What the task asks
Select and reproduce each line of the listing below that bears the string "values".
-- START OF Given entries --
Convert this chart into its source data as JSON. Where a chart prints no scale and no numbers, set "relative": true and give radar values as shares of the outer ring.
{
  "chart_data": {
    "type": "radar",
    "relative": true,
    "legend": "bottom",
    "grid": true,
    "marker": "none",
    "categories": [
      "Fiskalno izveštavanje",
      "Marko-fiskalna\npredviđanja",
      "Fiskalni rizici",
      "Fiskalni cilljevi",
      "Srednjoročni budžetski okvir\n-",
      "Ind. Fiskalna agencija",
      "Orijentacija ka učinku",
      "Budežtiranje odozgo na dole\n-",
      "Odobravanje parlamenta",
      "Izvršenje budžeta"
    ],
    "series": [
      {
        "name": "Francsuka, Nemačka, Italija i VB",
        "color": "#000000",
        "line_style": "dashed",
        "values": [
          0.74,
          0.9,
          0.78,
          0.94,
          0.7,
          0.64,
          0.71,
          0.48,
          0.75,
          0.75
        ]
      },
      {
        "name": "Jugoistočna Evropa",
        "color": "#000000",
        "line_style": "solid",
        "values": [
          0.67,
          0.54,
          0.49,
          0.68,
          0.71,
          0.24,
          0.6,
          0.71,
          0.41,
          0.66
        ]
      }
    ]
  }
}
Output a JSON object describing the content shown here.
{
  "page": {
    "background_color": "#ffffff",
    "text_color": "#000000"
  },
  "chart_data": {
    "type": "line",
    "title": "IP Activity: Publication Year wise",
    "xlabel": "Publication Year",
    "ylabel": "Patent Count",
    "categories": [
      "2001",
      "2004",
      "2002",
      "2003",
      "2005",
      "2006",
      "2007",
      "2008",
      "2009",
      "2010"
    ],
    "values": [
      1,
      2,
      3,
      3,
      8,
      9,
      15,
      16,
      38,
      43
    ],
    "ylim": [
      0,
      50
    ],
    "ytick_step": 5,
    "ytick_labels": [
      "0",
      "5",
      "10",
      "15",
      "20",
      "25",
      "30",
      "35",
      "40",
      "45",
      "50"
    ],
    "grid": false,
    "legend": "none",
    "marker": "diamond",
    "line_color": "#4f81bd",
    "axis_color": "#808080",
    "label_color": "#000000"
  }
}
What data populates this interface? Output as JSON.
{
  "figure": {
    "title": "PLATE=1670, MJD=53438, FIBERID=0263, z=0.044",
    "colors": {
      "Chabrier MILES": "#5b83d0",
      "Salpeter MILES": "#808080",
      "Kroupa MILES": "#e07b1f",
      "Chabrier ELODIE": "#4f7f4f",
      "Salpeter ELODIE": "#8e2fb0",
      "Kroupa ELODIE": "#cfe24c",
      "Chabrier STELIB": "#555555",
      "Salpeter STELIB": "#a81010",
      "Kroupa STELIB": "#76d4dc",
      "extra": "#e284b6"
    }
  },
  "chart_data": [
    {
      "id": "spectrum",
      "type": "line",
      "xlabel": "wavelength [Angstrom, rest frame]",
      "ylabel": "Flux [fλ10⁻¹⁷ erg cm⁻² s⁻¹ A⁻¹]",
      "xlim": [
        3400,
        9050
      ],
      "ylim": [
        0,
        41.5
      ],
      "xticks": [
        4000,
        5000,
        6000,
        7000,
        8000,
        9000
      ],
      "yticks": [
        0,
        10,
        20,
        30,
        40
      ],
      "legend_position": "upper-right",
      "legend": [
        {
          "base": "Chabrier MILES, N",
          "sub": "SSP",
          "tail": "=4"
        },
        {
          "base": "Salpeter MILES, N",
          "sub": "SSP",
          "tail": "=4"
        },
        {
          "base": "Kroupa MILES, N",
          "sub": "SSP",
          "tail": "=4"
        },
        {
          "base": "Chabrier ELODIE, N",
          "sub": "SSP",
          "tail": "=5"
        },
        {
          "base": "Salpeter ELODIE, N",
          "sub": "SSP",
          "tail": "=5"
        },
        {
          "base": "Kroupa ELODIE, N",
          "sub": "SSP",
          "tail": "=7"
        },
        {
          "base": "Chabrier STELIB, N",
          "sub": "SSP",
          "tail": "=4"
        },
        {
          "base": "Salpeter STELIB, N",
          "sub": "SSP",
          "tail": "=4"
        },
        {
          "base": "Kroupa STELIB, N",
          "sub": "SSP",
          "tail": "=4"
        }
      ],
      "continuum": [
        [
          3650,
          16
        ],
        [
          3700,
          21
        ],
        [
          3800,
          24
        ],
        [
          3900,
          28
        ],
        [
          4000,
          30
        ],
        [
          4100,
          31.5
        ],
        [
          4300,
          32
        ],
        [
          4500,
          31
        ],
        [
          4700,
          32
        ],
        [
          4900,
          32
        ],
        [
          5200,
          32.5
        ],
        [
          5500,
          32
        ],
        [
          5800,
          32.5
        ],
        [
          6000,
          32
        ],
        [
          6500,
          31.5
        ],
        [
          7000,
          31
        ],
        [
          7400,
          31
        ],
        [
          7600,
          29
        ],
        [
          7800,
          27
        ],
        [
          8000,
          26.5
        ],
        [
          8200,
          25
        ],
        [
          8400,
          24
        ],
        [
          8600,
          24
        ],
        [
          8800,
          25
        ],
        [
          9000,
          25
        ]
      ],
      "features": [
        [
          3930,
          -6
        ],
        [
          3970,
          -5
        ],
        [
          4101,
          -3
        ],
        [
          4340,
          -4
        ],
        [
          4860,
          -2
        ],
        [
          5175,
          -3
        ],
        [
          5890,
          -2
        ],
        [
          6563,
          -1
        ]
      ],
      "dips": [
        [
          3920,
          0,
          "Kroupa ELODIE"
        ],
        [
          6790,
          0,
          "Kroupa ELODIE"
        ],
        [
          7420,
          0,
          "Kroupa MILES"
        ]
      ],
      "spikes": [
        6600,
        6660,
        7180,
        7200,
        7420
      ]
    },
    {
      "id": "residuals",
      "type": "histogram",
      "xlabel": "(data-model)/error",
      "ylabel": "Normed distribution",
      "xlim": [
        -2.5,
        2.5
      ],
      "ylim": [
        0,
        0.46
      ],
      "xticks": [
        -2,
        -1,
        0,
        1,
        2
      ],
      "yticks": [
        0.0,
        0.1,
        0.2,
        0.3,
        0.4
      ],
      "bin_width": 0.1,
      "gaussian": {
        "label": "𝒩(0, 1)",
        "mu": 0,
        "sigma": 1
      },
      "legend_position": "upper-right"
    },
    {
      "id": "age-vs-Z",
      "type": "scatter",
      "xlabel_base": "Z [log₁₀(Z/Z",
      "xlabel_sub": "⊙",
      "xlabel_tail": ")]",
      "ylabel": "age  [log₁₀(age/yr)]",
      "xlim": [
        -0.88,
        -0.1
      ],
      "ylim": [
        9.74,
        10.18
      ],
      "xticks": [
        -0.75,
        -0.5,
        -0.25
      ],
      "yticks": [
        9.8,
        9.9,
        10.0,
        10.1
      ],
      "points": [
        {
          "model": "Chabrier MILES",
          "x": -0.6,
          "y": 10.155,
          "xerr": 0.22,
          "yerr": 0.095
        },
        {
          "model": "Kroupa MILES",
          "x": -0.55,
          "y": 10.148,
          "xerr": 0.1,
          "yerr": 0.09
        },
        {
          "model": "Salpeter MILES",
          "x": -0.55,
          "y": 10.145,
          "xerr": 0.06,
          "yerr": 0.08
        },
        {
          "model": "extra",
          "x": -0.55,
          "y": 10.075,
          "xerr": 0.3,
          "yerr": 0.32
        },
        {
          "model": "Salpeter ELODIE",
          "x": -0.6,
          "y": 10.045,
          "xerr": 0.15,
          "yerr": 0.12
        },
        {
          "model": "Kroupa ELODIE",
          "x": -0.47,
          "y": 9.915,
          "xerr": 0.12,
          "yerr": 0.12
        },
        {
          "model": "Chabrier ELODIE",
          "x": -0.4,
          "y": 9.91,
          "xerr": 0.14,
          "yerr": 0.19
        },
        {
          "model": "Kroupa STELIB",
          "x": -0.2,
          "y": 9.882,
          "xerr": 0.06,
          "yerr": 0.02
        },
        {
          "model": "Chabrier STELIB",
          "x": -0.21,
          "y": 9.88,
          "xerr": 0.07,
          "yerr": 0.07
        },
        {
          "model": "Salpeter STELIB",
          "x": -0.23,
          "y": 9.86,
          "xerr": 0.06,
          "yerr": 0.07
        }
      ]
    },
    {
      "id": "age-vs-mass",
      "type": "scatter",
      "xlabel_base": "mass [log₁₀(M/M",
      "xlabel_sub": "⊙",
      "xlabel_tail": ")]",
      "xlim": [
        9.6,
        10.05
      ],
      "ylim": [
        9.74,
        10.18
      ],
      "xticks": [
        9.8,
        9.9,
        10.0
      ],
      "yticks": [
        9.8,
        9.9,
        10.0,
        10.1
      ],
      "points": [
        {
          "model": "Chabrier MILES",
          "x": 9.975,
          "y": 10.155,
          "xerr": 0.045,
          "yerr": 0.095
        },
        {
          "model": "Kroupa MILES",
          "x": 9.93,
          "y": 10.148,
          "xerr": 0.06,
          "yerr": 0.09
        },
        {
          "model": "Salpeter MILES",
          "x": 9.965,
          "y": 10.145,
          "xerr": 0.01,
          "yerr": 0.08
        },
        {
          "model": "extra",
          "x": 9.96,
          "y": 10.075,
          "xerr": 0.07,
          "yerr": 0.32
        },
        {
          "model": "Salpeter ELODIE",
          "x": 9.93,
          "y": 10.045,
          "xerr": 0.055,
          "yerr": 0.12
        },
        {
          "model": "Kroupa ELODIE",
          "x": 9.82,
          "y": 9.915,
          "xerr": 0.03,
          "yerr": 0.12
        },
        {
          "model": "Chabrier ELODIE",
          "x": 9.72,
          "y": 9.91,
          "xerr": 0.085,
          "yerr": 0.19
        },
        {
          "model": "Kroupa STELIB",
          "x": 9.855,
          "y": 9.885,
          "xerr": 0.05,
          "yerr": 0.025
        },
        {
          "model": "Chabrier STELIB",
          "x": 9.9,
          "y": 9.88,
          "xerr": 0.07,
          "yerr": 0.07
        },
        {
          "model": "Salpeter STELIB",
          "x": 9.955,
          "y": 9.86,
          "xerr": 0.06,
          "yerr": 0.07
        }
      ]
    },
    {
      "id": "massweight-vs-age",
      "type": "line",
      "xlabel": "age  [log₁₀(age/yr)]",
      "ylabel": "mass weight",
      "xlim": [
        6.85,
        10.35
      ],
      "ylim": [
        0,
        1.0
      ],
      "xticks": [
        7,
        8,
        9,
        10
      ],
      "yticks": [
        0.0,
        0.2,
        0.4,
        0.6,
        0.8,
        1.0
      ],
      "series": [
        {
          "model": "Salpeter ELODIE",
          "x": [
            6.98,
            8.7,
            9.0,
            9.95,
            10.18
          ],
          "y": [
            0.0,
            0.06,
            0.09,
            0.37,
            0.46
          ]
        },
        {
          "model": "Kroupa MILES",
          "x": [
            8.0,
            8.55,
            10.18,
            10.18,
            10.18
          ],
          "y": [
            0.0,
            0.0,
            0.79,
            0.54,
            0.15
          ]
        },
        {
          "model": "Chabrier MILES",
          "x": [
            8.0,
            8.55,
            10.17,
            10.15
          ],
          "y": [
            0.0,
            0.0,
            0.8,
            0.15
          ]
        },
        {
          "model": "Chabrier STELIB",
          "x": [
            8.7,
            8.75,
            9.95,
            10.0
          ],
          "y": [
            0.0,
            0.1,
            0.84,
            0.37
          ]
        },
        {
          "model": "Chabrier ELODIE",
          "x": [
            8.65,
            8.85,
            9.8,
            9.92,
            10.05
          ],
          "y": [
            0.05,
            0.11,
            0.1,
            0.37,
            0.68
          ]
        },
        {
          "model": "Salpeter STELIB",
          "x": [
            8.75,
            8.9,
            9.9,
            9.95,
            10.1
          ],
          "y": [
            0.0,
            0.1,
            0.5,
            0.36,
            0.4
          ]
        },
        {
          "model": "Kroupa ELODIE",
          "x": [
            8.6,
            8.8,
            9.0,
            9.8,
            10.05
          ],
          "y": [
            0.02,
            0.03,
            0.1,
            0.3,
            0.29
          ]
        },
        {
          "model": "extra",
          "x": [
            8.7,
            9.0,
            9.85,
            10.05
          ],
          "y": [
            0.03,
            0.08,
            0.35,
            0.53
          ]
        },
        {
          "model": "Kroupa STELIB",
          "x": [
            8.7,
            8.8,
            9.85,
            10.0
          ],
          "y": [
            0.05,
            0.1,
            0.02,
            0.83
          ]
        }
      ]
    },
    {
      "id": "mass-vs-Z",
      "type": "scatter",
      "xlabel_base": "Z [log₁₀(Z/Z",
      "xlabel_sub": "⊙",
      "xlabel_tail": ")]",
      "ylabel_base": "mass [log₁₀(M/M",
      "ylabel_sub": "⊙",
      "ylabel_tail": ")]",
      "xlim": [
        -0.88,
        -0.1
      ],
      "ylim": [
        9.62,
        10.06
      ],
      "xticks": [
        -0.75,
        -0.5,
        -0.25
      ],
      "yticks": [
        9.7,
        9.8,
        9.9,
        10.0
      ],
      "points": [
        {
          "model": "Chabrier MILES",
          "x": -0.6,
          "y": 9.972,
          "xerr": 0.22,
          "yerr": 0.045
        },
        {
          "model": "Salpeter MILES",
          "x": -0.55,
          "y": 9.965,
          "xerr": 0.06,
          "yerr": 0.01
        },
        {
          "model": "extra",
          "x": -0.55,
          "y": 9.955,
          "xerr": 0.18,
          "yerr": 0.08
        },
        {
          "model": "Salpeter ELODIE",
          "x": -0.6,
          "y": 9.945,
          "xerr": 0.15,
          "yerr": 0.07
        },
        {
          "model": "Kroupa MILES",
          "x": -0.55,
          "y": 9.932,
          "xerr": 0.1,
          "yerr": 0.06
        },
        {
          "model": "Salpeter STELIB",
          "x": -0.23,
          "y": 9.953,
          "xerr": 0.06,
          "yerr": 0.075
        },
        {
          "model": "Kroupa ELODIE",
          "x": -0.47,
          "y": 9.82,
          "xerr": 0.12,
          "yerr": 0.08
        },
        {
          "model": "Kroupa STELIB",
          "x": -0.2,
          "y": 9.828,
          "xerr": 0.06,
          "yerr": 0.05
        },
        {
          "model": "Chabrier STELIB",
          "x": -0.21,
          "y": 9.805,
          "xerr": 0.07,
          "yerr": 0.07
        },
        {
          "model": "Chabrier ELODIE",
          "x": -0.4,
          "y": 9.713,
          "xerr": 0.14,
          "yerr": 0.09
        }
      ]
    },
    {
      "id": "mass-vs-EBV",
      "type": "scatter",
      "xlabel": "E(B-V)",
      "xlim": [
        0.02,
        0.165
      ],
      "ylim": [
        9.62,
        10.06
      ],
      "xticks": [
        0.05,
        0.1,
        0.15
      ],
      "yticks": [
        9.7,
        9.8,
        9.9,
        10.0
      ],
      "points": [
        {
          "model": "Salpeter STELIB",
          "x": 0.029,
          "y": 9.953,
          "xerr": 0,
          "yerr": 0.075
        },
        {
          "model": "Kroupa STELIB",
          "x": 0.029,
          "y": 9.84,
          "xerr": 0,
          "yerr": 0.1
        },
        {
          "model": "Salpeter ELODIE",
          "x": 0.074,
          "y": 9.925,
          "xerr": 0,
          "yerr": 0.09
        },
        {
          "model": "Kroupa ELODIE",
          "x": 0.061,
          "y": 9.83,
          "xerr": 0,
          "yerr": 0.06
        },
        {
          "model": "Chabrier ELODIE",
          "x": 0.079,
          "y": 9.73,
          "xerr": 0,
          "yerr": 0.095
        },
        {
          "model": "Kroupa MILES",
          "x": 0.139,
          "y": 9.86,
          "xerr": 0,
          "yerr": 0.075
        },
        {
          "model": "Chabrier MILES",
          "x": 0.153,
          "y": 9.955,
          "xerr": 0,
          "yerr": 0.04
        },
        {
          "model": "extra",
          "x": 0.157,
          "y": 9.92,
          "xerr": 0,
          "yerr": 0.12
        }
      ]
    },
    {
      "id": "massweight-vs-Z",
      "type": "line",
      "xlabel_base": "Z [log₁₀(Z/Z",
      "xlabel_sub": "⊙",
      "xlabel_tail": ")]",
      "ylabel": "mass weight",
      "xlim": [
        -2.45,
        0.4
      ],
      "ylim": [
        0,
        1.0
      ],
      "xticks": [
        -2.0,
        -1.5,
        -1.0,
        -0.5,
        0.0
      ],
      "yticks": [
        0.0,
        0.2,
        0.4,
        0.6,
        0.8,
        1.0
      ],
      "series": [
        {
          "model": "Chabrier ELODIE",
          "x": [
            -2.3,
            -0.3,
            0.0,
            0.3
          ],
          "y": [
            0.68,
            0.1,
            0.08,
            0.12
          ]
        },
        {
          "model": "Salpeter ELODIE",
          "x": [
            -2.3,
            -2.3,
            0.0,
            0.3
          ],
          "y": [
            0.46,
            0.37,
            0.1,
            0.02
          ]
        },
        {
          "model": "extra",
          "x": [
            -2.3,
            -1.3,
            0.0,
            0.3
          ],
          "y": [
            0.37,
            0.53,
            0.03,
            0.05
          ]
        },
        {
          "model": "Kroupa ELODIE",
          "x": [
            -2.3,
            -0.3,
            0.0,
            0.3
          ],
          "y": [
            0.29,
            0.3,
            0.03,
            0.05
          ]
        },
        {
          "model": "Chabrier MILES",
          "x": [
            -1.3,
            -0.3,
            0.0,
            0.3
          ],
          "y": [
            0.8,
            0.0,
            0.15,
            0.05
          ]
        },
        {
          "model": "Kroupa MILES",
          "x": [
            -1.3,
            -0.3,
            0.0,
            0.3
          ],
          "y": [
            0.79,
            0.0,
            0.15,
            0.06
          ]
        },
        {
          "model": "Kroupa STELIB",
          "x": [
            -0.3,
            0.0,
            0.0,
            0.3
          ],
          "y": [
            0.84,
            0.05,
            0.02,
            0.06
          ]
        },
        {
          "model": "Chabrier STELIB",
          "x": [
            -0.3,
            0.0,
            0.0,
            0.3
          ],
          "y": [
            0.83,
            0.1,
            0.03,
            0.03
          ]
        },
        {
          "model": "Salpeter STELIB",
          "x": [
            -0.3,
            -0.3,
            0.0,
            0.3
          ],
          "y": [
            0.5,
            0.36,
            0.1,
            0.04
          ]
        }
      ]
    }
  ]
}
-- END OF Given entries --
The result
Convert this chart into its source data as JSON. Where a chart prints no scale and no numbers, set "relative": true and give radar values as shares of the outer ring.
        "values": [
        "values": [
    "values": [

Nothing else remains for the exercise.